▶ **Supplied data**

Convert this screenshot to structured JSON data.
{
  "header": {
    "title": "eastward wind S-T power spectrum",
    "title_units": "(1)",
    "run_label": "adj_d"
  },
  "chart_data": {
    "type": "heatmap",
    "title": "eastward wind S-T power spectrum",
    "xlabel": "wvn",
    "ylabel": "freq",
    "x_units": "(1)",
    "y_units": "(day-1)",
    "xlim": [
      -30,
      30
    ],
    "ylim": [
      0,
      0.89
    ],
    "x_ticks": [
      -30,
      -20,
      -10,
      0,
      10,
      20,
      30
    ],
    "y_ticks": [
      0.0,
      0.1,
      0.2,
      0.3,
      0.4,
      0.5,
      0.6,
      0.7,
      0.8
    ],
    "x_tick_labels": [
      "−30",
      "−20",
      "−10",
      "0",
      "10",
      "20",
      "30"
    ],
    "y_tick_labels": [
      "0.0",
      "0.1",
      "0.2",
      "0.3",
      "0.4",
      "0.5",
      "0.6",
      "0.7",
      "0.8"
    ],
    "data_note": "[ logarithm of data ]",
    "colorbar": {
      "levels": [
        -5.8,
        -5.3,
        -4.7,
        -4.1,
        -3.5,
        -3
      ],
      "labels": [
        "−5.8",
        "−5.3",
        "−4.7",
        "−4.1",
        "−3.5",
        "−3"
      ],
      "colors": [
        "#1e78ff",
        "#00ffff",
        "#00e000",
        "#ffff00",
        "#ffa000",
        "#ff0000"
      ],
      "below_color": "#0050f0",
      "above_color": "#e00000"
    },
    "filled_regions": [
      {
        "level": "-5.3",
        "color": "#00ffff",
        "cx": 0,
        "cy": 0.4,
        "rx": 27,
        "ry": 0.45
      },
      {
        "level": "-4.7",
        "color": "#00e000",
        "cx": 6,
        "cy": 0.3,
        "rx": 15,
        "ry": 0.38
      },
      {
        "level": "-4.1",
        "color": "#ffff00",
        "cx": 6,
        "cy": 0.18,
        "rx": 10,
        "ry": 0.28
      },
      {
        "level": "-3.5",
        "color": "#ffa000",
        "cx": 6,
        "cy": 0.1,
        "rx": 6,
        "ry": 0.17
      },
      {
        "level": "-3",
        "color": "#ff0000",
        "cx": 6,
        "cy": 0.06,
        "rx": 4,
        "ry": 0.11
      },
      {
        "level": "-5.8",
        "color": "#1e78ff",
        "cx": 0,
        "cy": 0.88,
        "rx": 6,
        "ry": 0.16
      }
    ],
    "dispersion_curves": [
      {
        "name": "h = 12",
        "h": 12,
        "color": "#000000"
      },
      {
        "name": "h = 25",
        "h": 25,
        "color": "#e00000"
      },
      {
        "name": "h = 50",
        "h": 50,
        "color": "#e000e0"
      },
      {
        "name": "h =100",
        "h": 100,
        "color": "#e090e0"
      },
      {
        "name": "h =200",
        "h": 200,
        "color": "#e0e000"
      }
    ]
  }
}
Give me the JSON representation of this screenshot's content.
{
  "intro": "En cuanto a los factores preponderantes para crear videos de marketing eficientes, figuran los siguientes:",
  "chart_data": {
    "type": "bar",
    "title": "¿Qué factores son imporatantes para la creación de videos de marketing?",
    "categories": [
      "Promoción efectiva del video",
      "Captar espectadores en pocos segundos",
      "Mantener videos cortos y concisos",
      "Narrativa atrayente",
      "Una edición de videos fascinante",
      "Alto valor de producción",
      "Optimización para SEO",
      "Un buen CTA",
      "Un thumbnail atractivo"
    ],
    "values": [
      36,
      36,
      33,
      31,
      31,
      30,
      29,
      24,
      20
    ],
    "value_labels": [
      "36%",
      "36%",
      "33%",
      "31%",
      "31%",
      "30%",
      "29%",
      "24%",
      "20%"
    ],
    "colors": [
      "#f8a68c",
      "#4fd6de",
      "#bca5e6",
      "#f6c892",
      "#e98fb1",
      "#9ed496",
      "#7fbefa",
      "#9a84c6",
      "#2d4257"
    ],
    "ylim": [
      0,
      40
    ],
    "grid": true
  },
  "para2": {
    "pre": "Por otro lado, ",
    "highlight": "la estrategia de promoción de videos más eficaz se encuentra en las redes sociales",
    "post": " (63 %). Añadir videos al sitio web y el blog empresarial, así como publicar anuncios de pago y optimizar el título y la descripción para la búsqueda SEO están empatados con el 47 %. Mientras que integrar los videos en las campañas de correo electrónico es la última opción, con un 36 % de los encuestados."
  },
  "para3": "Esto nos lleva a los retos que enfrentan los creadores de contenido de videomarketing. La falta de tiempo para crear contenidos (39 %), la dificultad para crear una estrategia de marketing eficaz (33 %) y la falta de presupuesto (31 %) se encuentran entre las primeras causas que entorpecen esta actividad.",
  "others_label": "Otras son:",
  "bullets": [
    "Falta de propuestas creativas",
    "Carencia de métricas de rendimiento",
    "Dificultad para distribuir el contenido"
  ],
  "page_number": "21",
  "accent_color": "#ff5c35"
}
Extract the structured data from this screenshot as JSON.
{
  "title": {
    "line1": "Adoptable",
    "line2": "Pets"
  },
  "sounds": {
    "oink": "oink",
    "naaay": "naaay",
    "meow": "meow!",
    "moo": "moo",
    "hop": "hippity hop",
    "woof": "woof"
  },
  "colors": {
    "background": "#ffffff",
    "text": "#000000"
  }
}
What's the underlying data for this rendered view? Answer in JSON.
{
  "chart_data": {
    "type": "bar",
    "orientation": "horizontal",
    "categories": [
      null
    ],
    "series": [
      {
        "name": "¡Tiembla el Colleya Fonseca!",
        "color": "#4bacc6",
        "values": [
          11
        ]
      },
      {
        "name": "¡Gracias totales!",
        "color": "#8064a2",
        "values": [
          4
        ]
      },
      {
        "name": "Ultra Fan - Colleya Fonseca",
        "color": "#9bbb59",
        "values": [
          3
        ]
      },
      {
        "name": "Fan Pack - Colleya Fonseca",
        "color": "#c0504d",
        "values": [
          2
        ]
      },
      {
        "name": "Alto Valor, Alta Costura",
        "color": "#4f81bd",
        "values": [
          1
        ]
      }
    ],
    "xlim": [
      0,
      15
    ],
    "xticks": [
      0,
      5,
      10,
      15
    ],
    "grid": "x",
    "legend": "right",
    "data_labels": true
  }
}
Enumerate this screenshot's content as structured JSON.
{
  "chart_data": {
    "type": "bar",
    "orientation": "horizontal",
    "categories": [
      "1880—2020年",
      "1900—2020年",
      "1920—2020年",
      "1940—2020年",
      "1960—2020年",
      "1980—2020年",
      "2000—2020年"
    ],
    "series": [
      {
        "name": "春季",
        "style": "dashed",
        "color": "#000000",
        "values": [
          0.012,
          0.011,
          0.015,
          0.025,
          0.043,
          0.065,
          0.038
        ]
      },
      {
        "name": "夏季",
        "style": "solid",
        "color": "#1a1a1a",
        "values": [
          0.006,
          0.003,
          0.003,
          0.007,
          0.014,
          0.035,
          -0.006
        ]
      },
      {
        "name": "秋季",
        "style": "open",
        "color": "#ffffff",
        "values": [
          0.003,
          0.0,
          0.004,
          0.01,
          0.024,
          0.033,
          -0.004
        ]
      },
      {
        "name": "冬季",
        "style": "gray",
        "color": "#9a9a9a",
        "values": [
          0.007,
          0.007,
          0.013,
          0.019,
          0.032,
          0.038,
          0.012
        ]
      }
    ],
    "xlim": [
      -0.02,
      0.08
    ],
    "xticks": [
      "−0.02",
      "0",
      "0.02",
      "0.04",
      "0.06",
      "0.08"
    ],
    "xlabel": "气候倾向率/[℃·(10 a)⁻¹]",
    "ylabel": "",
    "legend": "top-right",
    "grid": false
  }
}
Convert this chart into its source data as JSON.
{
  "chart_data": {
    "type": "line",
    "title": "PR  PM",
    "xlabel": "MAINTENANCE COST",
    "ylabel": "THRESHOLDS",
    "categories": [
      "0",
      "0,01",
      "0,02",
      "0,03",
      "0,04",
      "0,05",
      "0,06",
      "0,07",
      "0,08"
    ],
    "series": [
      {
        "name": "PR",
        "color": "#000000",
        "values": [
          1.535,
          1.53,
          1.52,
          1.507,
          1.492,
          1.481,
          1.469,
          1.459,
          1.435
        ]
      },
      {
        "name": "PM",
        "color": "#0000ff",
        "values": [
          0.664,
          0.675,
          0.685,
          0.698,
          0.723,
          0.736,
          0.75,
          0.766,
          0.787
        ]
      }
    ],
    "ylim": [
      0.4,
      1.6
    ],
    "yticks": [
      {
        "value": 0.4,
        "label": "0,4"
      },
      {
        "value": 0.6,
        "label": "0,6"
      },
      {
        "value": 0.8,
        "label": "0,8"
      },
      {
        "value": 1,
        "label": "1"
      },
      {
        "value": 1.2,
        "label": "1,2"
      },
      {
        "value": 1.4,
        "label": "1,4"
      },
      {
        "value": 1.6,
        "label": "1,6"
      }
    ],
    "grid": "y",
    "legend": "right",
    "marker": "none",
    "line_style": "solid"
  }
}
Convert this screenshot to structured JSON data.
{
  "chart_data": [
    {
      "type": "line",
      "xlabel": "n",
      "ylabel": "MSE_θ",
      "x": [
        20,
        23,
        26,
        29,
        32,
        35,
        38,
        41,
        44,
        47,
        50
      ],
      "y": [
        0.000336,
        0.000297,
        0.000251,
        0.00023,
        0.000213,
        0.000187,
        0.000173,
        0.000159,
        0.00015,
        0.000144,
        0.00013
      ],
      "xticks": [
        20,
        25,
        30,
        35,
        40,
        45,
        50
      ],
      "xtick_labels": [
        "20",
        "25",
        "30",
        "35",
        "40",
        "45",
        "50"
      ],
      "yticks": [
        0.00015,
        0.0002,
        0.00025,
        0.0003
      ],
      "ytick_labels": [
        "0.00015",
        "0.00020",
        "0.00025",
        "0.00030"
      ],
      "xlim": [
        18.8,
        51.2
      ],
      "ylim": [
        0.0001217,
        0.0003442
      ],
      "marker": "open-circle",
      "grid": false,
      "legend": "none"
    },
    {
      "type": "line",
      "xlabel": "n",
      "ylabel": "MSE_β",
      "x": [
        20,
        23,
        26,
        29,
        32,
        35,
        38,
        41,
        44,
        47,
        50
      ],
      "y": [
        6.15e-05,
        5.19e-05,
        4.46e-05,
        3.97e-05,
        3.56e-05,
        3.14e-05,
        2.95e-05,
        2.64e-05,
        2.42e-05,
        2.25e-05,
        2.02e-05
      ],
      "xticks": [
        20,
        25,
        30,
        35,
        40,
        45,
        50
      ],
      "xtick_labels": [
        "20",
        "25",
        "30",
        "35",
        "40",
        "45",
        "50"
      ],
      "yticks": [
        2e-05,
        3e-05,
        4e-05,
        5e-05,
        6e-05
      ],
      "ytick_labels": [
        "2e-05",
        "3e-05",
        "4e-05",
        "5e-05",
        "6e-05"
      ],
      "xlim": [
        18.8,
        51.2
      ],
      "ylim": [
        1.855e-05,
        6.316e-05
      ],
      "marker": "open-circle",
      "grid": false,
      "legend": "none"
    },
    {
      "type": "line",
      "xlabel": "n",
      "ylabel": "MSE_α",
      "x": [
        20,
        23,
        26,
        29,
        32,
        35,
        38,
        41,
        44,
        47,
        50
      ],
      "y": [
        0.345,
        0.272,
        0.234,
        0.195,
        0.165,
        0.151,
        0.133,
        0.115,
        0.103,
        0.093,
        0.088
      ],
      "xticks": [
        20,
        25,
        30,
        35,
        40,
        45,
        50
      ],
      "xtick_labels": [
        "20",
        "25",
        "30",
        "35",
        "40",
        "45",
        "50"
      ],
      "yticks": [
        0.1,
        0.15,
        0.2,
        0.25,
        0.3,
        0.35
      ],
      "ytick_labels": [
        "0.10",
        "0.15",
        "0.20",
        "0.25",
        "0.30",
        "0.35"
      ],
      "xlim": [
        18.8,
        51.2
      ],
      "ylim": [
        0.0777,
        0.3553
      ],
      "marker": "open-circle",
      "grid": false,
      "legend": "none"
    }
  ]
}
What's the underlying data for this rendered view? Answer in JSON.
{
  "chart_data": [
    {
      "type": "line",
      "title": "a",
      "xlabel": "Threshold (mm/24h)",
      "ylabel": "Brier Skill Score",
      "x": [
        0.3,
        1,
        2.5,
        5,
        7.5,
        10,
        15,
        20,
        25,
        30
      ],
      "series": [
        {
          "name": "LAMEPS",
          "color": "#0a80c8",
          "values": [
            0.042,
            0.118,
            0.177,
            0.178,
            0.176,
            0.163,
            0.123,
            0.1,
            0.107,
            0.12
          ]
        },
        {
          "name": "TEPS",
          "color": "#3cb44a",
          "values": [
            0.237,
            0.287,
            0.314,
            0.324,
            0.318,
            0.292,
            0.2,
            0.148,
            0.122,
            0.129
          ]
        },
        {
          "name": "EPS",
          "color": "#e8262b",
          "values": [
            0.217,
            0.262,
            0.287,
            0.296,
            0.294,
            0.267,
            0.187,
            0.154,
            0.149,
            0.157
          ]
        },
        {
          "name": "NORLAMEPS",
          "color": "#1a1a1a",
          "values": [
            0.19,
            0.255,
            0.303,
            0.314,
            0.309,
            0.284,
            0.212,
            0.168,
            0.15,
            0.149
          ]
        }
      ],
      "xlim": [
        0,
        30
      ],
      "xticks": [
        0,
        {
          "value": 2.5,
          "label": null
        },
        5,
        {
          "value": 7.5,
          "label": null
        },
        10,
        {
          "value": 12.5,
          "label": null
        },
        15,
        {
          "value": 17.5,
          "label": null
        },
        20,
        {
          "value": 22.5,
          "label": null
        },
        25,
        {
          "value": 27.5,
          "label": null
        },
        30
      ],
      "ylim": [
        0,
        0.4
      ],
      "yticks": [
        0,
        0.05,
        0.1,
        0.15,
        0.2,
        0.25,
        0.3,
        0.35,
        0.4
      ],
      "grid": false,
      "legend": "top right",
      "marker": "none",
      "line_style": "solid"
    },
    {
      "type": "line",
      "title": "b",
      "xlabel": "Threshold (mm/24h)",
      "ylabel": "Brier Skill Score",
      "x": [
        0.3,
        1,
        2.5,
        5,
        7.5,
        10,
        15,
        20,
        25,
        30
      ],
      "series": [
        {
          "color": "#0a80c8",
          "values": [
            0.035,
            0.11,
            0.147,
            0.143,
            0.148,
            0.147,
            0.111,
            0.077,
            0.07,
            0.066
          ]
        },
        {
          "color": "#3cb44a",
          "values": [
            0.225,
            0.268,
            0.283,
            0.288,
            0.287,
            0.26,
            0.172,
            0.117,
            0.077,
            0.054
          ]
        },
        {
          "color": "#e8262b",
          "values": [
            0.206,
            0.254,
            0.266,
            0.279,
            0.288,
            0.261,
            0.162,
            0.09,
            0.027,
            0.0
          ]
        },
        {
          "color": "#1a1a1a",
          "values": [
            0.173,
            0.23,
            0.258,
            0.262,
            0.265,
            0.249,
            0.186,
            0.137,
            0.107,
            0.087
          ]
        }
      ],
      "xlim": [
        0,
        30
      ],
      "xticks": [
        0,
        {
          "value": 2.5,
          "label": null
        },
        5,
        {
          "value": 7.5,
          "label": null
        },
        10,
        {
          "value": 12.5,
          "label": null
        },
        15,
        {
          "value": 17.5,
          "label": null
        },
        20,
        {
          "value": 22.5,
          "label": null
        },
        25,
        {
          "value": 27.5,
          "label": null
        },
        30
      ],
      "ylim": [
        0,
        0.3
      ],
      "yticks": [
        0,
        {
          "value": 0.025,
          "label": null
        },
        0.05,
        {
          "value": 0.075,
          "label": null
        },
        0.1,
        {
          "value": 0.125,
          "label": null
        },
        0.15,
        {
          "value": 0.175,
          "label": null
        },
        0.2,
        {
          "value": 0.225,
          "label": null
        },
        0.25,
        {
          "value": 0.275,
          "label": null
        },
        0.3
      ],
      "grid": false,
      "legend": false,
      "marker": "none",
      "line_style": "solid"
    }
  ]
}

▶ **Directions for this task**
Return each line with "videos".

▶ **Solution to the problem**
  "intro": "En cuanto a los factores preponderantes para crear videos de marketing eficientes, figuran los siguientes:",
    "title": "¿Qué factores son imporatantes para la creación de videos de marketing?",
      "Mantener videos cortos y concisos",
      "Una edición de videos fascinante",
    "highlight": "la estrategia de promoción de videos más eficaz se encuentra en las redes sociales",
    "post": " (63 %). Añadir videos al sitio web y el blog empresarial, así como publicar anuncios de pago y optimizar el título y la descripción para la búsqueda SEO están empatados con el 47 %. Mientras que integrar los videos en las campañas de correo electrónico es la última opción, con un 36 % de los encuestados."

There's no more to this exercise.